┏━━

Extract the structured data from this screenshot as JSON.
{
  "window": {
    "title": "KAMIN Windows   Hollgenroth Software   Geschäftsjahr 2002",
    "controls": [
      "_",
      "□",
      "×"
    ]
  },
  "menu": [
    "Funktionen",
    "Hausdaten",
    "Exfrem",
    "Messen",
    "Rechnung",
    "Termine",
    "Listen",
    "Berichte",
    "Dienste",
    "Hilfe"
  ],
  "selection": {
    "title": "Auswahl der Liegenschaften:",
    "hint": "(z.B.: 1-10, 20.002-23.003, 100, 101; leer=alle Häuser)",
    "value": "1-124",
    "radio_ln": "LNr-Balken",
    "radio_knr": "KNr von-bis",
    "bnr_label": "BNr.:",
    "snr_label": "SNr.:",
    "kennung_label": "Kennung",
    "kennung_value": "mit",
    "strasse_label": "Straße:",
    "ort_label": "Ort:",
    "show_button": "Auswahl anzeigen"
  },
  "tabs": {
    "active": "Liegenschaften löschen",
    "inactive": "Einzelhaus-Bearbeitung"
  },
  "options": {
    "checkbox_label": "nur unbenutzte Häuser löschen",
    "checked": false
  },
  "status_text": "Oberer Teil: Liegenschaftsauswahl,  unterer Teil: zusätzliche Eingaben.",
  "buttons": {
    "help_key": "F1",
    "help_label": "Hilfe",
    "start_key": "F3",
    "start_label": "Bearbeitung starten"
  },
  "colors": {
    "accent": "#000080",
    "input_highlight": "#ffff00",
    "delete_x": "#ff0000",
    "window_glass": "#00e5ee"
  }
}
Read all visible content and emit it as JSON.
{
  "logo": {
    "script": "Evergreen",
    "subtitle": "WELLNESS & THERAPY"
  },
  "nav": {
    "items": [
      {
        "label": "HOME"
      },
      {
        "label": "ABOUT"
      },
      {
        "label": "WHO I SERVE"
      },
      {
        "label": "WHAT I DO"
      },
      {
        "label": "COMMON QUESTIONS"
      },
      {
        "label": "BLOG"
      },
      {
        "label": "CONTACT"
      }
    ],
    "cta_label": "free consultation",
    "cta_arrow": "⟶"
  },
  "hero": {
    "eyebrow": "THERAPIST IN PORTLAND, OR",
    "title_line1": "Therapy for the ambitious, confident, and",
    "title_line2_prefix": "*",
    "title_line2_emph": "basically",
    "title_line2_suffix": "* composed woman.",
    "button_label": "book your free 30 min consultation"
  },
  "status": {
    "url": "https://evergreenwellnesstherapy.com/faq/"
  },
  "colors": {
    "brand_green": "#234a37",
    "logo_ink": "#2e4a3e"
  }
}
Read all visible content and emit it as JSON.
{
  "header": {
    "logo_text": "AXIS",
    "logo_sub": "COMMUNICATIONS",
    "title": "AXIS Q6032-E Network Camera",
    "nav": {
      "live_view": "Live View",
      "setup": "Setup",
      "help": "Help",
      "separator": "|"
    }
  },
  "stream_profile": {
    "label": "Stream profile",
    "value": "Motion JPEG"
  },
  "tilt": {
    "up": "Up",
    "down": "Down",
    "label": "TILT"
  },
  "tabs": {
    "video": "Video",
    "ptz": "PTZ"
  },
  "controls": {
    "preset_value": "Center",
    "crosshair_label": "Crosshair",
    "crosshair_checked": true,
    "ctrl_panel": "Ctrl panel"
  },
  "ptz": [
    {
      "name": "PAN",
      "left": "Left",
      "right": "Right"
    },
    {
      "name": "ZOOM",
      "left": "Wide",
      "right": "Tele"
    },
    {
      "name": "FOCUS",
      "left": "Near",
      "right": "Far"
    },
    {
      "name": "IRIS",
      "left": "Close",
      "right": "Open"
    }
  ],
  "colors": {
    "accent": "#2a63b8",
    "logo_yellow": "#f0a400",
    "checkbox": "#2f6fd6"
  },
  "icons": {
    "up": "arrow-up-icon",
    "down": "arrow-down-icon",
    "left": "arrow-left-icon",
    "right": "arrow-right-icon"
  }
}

┗━━

Your task is to repeat the data exactly; please include every line.

Extract the structured data from this screenshot as JSON.
{
  "window": {
    "title": "KAMIN Windows   Hollgenroth Software   Geschäftsjahr 2002",
    "controls": [
      "_",
      "□",
      "×"
    ]
  },
  "menu": [
    "Funktionen",
    "Hausdaten",
    "Exfrem",
    "Messen",
    "Rechnung",
    "Termine",
    "Listen",
    "Berichte",
    "Dienste",
    "Hilfe"
  ],
  "selection": {
    "title": "Auswahl der Liegenschaften:",
    "hint": "(z.B.: 1-10, 20.002-23.003, 100, 101; leer=alle Häuser)",
    "value": "1-124",
    "radio_ln": "LNr-Balken",
    "radio_knr": "KNr von-bis",
    "bnr_label": "BNr.:",
    "snr_label": "SNr.:",
    "kennung_label": "Kennung",
    "kennung_value": "mit",
    "strasse_label": "Straße:",
    "ort_label": "Ort:",
    "show_button": "Auswahl anzeigen"
  },
  "tabs": {
    "active": "Liegenschaften löschen",
    "inactive": "Einzelhaus-Bearbeitung"
  },
  "options": {
    "checkbox_label": "nur unbenutzte Häuser löschen",
    "checked": false
  },
  "status_text": "Oberer Teil: Liegenschaftsauswahl,  unterer Teil: zusätzliche Eingaben.",
  "buttons": {
    "help_key": "F1",
    "help_label": "Hilfe",
    "start_key": "F3",
    "start_label": "Bearbeitung starten"
  },
  "colors": {
    "accent": "#000080",
    "input_highlight": "#ffff00",
    "delete_x": "#ff0000",
    "window_glass": "#00e5ee"
  }
}
Read all visible content and emit it as JSON.
{
  "logo": {
    "script": "Evergreen",
    "subtitle": "WELLNESS & THERAPY"
  },
  "nav": {
    "items": [
      {
        "label": "HOME"
      },
      {
        "label": "ABOUT"
      },
      {
        "label": "WHO I SERVE"
      },
      {
        "label": "WHAT I DO"
      },
      {
        "label": "COMMON QUESTIONS"
      },
      {
        "label": "BLOG"
      },
      {
        "label": "CONTACT"
      }
    ],
    "cta_label": "free consultation",
    "cta_arrow": "⟶"
  },
  "hero": {
    "eyebrow": "THERAPIST IN PORTLAND, OR",
    "title_line1": "Therapy for the ambitious, confident, and",
    "title_line2_prefix": "*",
    "title_line2_emph": "basically",
    "title_line2_suffix": "* composed woman.",
    "button_label": "book your free 30 min consultation"
  },
  "status": {
    "url": "https://evergreenwellnesstherapy.com/faq/"
  },
  "colors": {
    "brand_green": "#234a37",
    "logo_ink": "#2e4a3e"
  }
}
Read all visible content and emit it as JSON.
{
  "header": {
    "logo_text": "AXIS",
    "logo_sub": "COMMUNICATIONS",
    "title": "AXIS Q6032-E Network Camera",
    "nav": {
      "live_view": "Live View",
      "setup": "Setup",
      "help": "Help",
      "separator": "|"
    }
  },
  "stream_profile": {
    "label": "Stream profile",
    "value": "Motion JPEG"
  },
  "tilt": {
    "up": "Up",
    "down": "Down",
    "label": "TILT"
  },
  "tabs": {
    "video": "Video",
    "ptz": "PTZ"
  },
  "controls": {
    "preset_value": "Center",
    "crosshair_label": "Crosshair",
    "crosshair_checked": true,
    "ctrl_panel": "Ctrl panel"
  },
  "ptz": [
    {
      "name": "PAN",
      "left": "Left",
      "right": "Right"
    },
    {
      "name": "ZOOM",
      "left": "Wide",
      "right": "Tele"
    },
    {
      "name": "FOCUS",
      "left": "Near",
      "right": "Far"
    },
    {
      "name": "IRIS",
      "left": "Close",
      "right": "Open"
    }
  ],
  "colors": {
    "accent": "#2a63b8",
    "logo_yellow": "#f0a400",
    "checkbox": "#2f6fd6"
  },
  "icons": {
    "up": "arrow-up-icon",
    "down": "arrow-down-icon",
    "left": "arrow-left-icon",
    "right": "arrow-right-icon"
  }
}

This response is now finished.